## INSTRUCTIONS FOR THE TASK
The data below is to be returned in full and exactly.
[Start]
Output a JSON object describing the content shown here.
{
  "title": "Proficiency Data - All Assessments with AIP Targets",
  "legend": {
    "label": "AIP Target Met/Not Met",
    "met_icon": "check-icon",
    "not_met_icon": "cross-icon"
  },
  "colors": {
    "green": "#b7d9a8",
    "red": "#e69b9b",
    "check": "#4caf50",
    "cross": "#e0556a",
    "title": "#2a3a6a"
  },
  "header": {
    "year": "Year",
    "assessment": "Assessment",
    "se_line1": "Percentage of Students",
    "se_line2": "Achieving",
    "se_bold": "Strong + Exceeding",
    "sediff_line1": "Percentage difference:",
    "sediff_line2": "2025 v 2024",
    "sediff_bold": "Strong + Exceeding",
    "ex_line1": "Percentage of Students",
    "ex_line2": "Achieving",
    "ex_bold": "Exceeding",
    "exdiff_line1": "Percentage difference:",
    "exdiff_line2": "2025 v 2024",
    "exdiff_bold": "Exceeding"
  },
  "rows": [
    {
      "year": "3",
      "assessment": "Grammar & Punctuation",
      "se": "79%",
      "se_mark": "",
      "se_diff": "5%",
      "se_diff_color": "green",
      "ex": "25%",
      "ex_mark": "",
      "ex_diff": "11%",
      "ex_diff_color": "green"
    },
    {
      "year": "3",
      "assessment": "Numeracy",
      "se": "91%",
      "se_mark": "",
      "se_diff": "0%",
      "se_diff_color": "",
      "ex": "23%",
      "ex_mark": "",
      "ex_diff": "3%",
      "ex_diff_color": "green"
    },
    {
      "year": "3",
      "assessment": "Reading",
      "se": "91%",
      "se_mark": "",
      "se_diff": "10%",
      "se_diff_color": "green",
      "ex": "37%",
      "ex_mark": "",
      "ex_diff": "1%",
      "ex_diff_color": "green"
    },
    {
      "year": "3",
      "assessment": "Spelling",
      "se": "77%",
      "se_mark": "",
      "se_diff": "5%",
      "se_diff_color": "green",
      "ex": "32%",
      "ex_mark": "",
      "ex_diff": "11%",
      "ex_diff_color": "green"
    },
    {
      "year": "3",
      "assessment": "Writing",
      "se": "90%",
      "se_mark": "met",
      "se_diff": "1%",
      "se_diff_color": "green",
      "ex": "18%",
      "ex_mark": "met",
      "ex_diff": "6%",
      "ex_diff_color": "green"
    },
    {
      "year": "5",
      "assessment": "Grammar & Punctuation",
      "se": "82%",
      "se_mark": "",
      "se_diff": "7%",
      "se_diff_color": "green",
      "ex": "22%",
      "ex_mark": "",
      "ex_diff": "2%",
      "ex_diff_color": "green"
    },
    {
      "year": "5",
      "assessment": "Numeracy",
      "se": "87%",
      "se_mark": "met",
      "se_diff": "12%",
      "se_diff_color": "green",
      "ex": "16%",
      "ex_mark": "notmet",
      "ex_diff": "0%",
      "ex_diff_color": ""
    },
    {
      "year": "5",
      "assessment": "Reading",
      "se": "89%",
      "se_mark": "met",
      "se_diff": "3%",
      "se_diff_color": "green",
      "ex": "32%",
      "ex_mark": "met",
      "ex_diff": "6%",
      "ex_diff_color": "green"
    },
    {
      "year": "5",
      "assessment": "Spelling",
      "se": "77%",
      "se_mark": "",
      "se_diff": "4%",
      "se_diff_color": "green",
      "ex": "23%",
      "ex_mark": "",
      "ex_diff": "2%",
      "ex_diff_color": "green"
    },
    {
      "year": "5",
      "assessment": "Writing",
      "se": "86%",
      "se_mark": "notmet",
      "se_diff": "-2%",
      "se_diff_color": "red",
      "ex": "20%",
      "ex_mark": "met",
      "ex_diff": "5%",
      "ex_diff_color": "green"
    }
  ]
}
[End]
## FULL OUTPUT
Output a JSON object describing the content shown here.
{
  "title": "Proficiency Data - All Assessments with AIP Targets",
  "legend": {
    "label": "AIP Target Met/Not Met",
    "met_icon": "check-icon",
    "not_met_icon": "cross-icon"
  },
  "colors": {
    "green": "#b7d9a8",
    "red": "#e69b9b",
    "check": "#4caf50",
    "cross": "#e0556a",
    "title": "#2a3a6a"
  },
  "header": {
    "year": "Year",
    "assessment": "Assessment",
    "se_line1": "Percentage of Students",
    "se_line2": "Achieving",
    "se_bold": "Strong + Exceeding",
    "sediff_line1": "Percentage difference:",
    "sediff_line2": "2025 v 2024",
    "sediff_bold": "Strong + Exceeding",
    "ex_line1": "Percentage of Students",
    "ex_line2": "Achieving",
    "ex_bold": "Exceeding",
    "exdiff_line1": "Percentage difference:",
    "exdiff_line2": "2025 v 2024",
    "exdiff_bold": "Exceeding"
  },
  "rows": [
    {
      "year": "3",
      "assessment": "Grammar & Punctuation",
      "se": "79%",
      "se_mark": "",
      "se_diff": "5%",
      "se_diff_color": "green",
      "ex": "25%",
      "ex_mark": "",
      "ex_diff": "11%",
      "ex_diff_color": "green"
    },
    {
      "year": "3",
      "assessment": "Numeracy",
      "se": "91%",
      "se_mark": "",
      "se_diff": "0%",
      "se_diff_color": "",
      "ex": "23%",
      "ex_mark": "",
      "ex_diff": "3%",
      "ex_diff_color": "green"
    },
    {
      "year": "3",
      "assessment": "Reading",
      "se": "91%",
      "se_mark": "",
      "se_diff": "10%",
      "se_diff_color": "green",
      "ex": "37%",
      "ex_mark": "",
      "ex_diff": "1%",
      "ex_diff_color": "green"
    },
    {
      "year": "3",
      "assessment": "Spelling",
      "se": "77%",
      "se_mark": "",
      "se_diff": "5%",
      "se_diff_color": "green",
      "ex": "32%",
      "ex_mark": "",
      "ex_diff": "11%",
      "ex_diff_color": "green"
    },
    {
      "year": "3",
      "assessment": "Writing",
      "se": "90%",
      "se_mark": "met",
      "se_diff": "1%",
      "se_diff_color": "green",
      "ex": "18%",
      "ex_mark": "met",
      "ex_diff": "6%",
      "ex_diff_color": "green"
    },
    {
      "year": "5",
      "assessment": "Grammar & Punctuation",
      "se": "82%",
      "se_mark": "",
      "se_diff": "7%",
      "se_diff_color": "green",
      "ex": "22%",
      "ex_mark": "",
      "ex_diff": "2%",
      "ex_diff_color": "green"
    },
    {
      "year": "5",
      "assessment": "Numeracy",
      "se": "87%",
      "se_mark": "met",
      "se_diff": "12%",
      "se_diff_color": "green",
      "ex": "16%",
      "ex_mark": "notmet",
      "ex_diff": "0%",
      "ex_diff_color": ""
    },
    {
      "year": "5",
      "assessment": "Reading",
      "se": "89%",
      "se_mark": "met",
      "se_diff": "3%",
      "se_diff_color": "green",
      "ex": "32%",
      "ex_mark": "met",
      "ex_diff": "6%",
      "ex_diff_color": "green"
    },
    {
      "year": "5",
      "assessment": "Spelling",
      "se": "77%",
      "se_mark": "",
      "se_diff": "4%",
      "se_diff_color": "green",
      "ex": "23%",
      "ex_mark": "",
      "ex_diff": "2%",
      "ex_diff_color": "green"
    },
    {
      "year": "5",
      "assessment": "Writing",
      "se": "86%",
      "se_mark": "notmet",
      "se_diff": "-2%",
      "se_diff_color": "red",
      "ex": "20%",
      "ex_mark": "met",
      "ex_diff": "5%",
      "ex_diff_color": "green"
    }
  ]
}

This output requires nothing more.